[Data records]

================================

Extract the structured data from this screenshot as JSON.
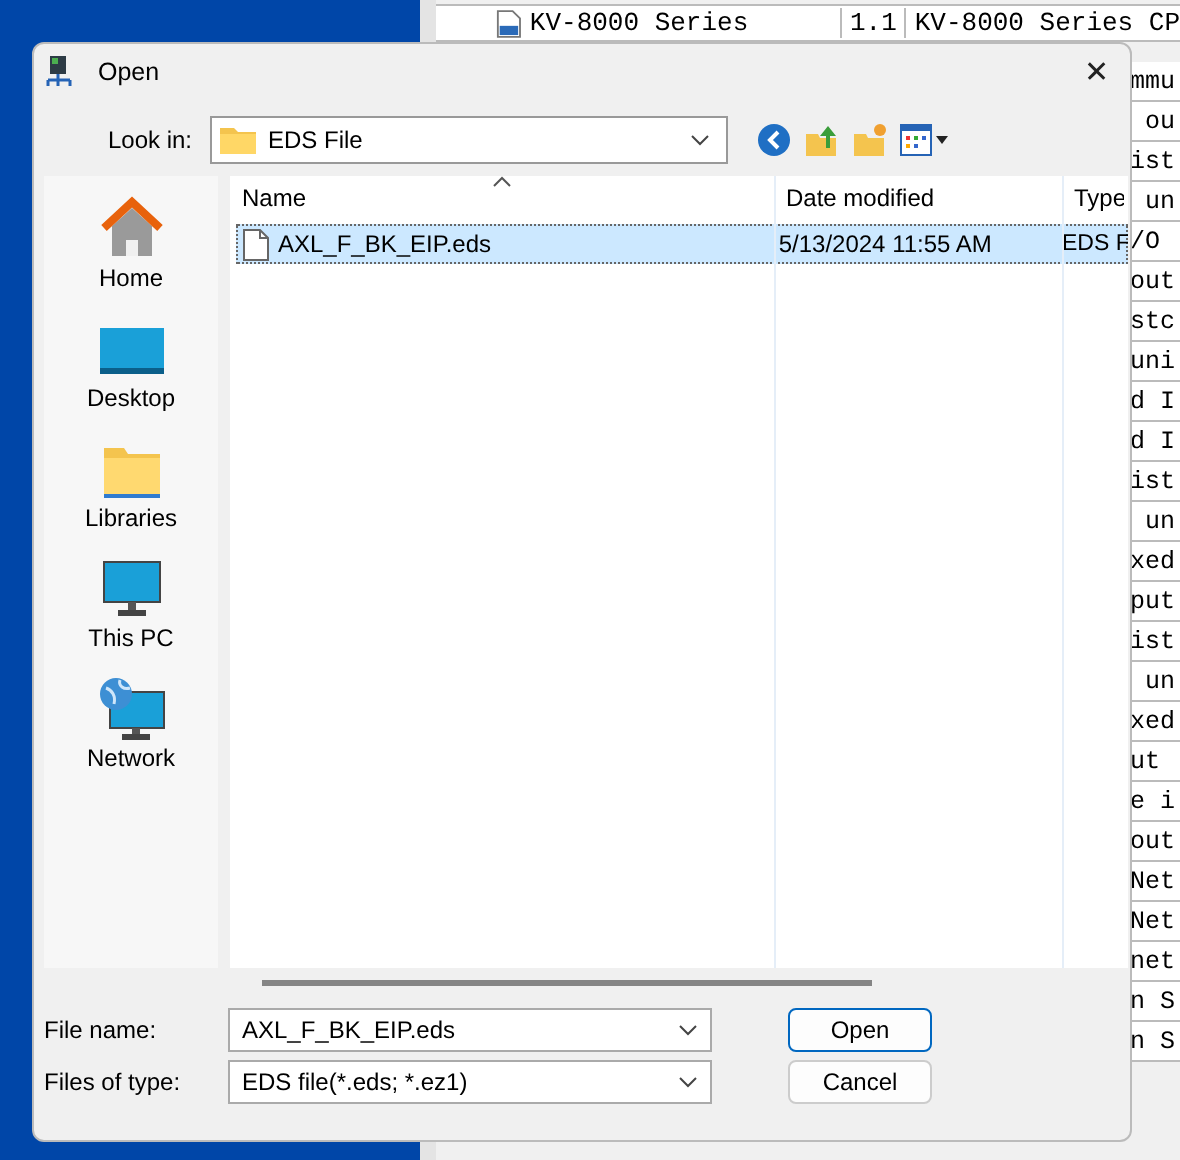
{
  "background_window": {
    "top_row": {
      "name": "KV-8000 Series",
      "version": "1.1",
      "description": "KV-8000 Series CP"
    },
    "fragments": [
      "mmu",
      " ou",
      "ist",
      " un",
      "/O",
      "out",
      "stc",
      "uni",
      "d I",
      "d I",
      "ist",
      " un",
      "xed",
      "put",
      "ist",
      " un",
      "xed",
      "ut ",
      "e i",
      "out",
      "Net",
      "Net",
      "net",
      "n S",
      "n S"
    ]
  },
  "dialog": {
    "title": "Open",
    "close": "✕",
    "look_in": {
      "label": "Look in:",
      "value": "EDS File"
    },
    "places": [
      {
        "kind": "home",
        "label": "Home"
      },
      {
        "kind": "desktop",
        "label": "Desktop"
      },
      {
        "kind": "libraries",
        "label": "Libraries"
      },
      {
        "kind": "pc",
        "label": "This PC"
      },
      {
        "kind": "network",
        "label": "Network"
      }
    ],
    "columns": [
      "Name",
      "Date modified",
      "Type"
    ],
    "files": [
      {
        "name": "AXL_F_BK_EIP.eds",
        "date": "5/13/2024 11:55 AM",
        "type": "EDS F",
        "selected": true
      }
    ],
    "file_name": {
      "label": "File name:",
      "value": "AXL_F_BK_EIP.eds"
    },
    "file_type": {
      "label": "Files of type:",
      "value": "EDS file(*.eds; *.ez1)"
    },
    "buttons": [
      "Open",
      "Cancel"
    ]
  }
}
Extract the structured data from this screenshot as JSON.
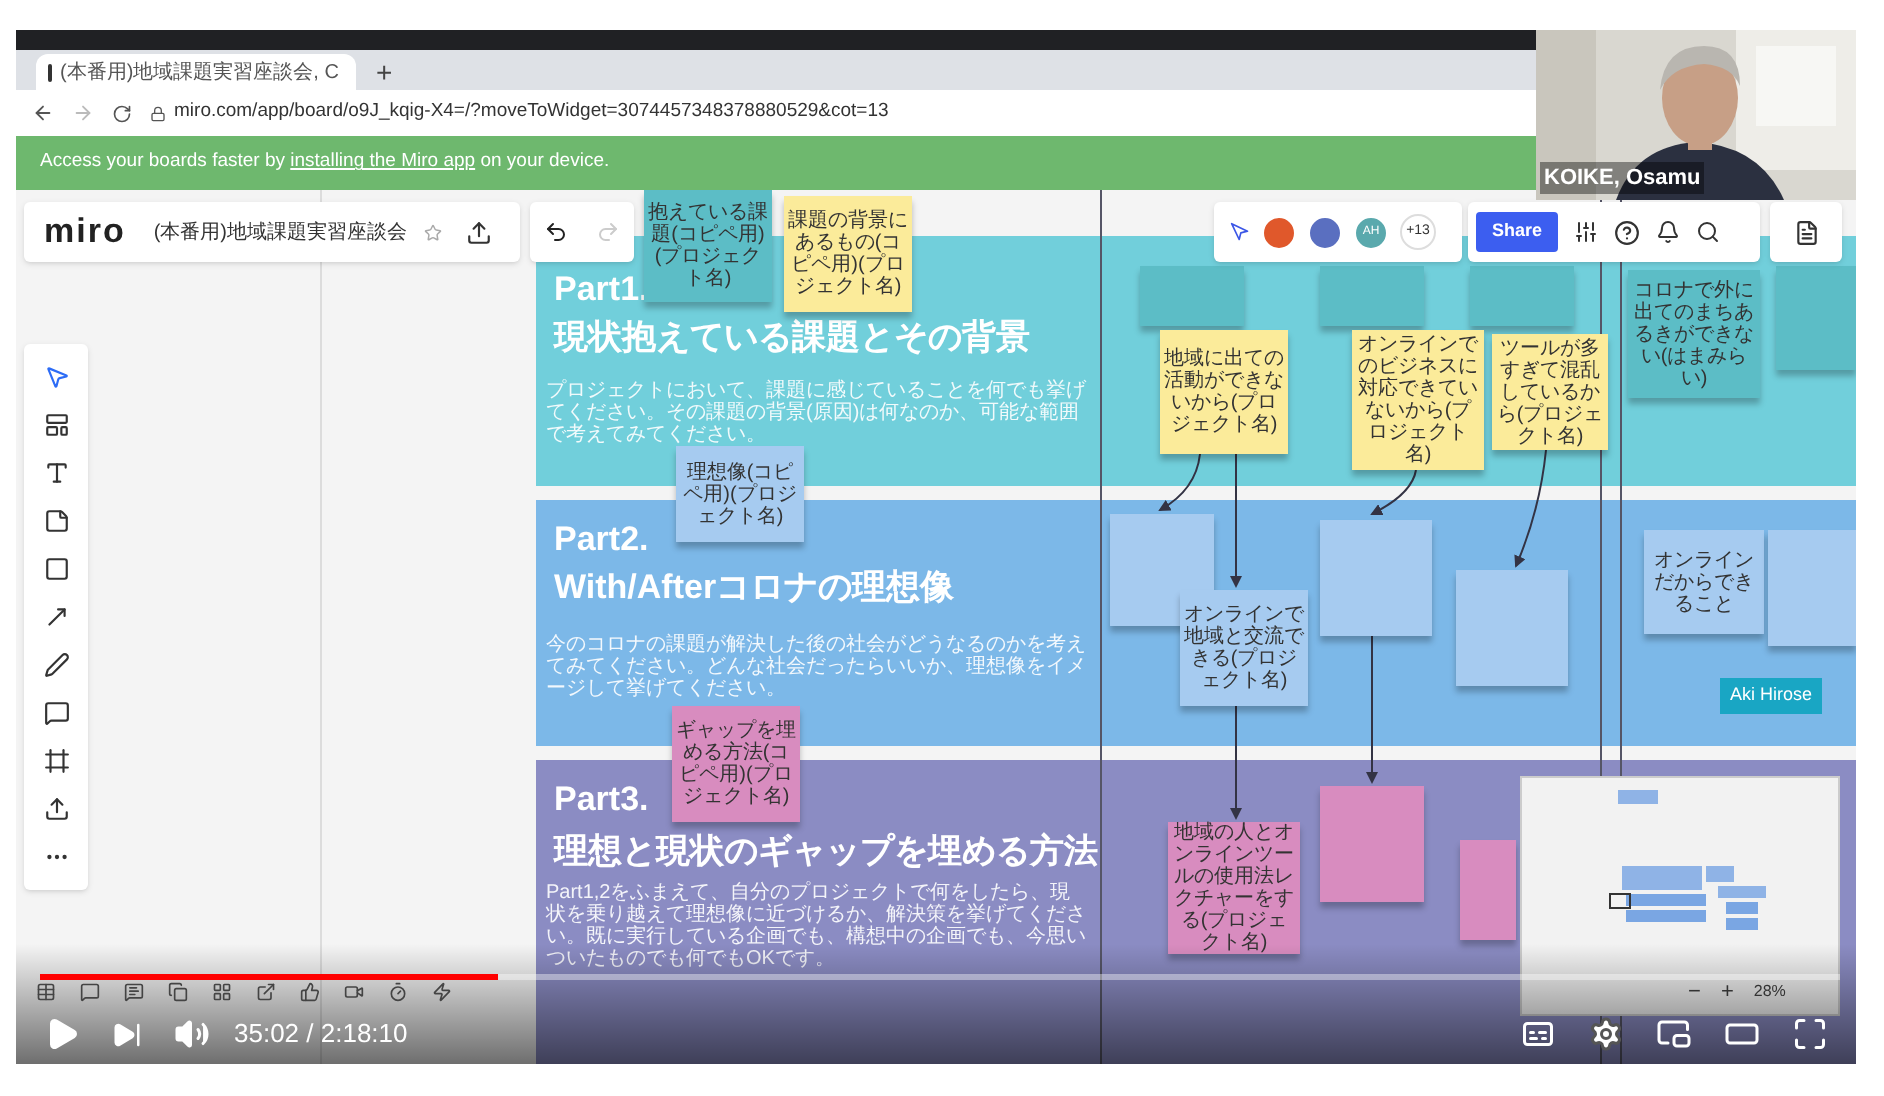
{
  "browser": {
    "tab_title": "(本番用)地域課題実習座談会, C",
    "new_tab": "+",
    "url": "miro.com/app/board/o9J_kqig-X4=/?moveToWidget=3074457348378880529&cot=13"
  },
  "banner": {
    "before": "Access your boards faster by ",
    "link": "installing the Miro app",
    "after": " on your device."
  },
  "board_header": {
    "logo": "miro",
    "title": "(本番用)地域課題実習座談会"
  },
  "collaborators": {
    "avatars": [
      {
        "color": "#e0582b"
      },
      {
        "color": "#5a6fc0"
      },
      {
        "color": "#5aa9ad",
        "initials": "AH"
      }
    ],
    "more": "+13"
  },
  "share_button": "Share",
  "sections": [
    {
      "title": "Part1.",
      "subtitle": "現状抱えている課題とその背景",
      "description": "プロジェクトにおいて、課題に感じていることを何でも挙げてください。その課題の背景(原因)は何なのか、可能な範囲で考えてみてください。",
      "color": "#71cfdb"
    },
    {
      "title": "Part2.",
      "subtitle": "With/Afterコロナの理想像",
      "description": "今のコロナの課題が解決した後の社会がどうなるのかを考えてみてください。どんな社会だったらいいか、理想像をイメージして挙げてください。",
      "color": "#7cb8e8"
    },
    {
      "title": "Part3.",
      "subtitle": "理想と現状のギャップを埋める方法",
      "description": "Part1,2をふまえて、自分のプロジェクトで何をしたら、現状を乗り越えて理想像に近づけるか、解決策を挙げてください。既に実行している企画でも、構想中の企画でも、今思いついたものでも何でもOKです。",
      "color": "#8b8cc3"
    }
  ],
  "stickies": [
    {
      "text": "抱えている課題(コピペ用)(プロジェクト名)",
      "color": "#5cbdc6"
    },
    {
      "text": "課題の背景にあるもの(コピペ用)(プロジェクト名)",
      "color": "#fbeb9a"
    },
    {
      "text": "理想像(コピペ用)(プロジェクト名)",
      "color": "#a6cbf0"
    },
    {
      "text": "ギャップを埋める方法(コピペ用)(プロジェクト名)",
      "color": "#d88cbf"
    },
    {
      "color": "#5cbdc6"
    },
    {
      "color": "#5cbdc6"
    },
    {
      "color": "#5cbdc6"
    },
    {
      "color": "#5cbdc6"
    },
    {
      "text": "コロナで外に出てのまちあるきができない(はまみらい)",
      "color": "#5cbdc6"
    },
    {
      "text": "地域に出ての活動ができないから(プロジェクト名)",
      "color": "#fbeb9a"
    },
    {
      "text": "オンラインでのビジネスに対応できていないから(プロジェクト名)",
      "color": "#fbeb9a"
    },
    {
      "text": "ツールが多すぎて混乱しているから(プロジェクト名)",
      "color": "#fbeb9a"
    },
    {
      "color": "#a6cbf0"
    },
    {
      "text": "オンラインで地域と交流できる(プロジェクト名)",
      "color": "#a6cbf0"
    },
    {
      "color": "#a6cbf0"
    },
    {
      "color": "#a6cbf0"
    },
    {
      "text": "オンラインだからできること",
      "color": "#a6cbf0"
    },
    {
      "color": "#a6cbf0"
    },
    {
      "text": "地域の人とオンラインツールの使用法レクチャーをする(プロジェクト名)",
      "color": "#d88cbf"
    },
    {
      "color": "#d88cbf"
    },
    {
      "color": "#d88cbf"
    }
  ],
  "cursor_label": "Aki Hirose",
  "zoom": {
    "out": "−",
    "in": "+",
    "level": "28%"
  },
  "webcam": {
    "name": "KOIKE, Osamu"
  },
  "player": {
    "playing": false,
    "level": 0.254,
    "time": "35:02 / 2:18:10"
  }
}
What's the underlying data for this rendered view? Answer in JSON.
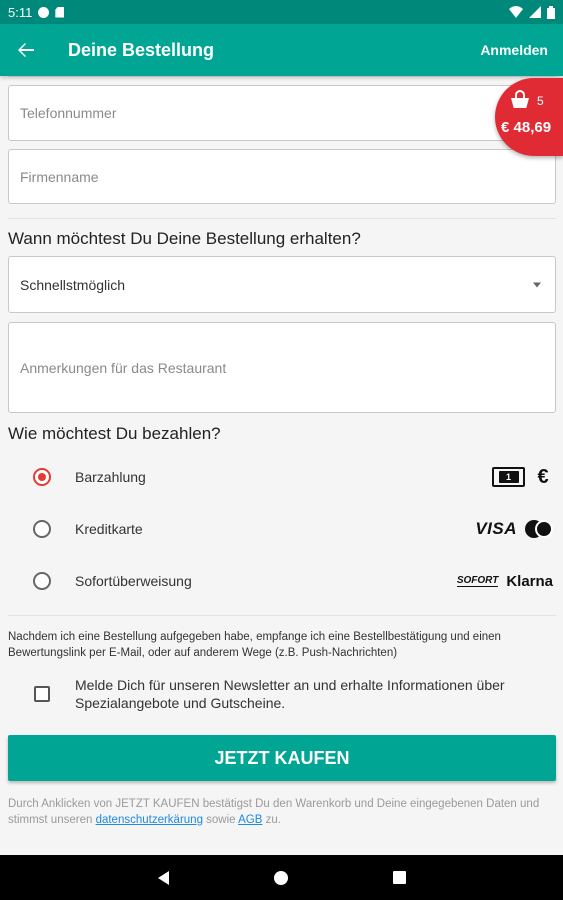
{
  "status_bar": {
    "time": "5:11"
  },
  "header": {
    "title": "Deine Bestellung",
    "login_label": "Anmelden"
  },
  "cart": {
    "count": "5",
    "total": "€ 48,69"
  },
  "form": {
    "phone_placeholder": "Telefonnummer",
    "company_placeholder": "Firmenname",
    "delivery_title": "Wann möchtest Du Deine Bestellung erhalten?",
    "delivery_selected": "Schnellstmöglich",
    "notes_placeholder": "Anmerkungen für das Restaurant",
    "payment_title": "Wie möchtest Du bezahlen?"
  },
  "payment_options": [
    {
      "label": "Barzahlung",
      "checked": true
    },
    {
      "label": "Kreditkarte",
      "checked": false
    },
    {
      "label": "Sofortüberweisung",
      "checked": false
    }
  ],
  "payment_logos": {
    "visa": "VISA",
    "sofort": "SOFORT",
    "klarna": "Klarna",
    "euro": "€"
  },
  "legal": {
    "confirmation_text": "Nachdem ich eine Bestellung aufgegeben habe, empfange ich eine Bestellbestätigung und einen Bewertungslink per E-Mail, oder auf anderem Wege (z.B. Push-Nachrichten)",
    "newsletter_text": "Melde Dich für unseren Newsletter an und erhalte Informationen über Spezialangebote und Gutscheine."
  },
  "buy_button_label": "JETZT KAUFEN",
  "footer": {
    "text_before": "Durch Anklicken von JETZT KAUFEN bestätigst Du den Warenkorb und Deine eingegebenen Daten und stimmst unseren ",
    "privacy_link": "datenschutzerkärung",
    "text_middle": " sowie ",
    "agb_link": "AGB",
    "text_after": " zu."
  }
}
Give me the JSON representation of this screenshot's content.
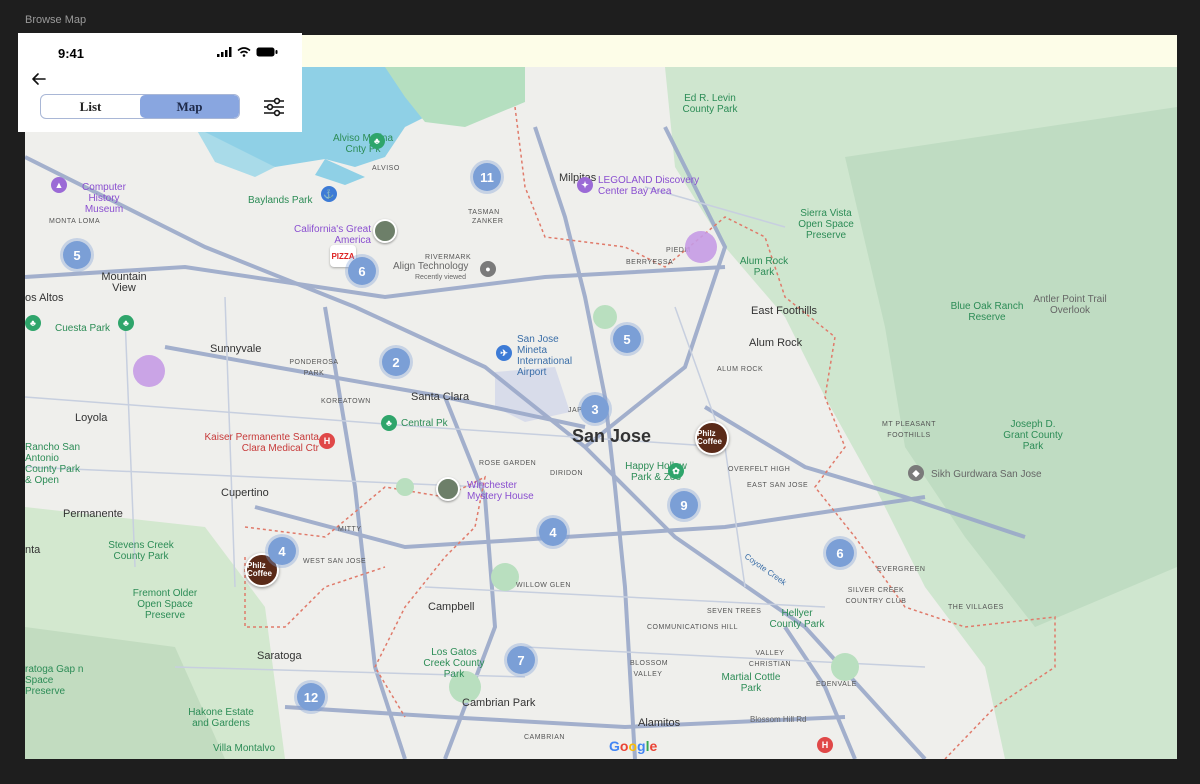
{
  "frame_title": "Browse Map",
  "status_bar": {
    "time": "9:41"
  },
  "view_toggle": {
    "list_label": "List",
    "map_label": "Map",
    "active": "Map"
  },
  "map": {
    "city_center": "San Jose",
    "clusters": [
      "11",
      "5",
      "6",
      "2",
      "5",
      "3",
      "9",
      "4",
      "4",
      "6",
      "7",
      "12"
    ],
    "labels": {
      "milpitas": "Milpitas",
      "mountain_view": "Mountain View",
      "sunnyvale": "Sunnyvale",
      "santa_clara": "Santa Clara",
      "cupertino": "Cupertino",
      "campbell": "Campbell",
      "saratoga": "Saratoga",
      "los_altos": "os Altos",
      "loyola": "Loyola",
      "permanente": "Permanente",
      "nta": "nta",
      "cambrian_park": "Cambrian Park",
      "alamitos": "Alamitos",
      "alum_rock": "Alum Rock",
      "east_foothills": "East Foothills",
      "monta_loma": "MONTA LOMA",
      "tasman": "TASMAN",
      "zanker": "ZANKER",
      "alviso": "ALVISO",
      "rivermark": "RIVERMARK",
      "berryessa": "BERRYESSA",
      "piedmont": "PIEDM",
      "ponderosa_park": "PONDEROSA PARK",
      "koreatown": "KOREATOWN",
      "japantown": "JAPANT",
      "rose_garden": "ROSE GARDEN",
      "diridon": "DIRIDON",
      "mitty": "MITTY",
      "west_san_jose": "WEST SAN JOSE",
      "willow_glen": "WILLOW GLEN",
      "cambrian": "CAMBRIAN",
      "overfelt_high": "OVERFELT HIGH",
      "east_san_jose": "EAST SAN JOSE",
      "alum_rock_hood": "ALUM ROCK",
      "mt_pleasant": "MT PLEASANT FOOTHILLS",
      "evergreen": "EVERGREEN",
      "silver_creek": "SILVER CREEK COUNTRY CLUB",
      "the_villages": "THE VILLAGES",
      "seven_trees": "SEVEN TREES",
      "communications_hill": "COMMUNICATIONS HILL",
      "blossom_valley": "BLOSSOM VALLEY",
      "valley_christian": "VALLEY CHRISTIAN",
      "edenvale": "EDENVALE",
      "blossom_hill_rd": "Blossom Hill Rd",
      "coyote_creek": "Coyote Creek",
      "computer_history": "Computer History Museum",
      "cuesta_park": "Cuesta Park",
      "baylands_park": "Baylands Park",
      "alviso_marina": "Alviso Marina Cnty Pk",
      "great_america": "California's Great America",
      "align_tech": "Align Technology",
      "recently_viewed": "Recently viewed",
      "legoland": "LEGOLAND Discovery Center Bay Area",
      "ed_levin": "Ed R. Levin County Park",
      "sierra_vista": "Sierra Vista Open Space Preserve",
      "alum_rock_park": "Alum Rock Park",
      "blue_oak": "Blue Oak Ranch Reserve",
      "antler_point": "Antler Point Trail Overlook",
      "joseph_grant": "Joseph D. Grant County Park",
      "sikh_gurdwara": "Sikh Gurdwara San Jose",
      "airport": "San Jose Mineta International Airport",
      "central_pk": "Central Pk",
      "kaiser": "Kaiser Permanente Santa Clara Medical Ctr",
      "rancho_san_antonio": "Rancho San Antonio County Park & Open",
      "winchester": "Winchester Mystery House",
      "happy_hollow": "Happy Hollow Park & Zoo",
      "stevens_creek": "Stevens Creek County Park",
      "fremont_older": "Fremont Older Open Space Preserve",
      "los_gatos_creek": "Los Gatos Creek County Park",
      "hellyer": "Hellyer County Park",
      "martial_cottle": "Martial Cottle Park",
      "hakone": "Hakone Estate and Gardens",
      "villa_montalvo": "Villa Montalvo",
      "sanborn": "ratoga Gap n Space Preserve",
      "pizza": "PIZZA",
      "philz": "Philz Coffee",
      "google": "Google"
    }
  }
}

================================

OBJECTIVE
Collect every line from the records above that contains the word "Bestellung".

TASK OUTPUT
    "title": "Deine Bestellung",
    "delivery_title": "Wann möchtest Du Deine Bestellung erhalten?",
    "confirmation_text": "Nachdem ich eine Bestellung aufgegeben habe, empfange ich eine Bestellbestätigung und einen Bewertungslink per E-Mail, oder auf anderem Wege (z.B. Push-Nachrichten)",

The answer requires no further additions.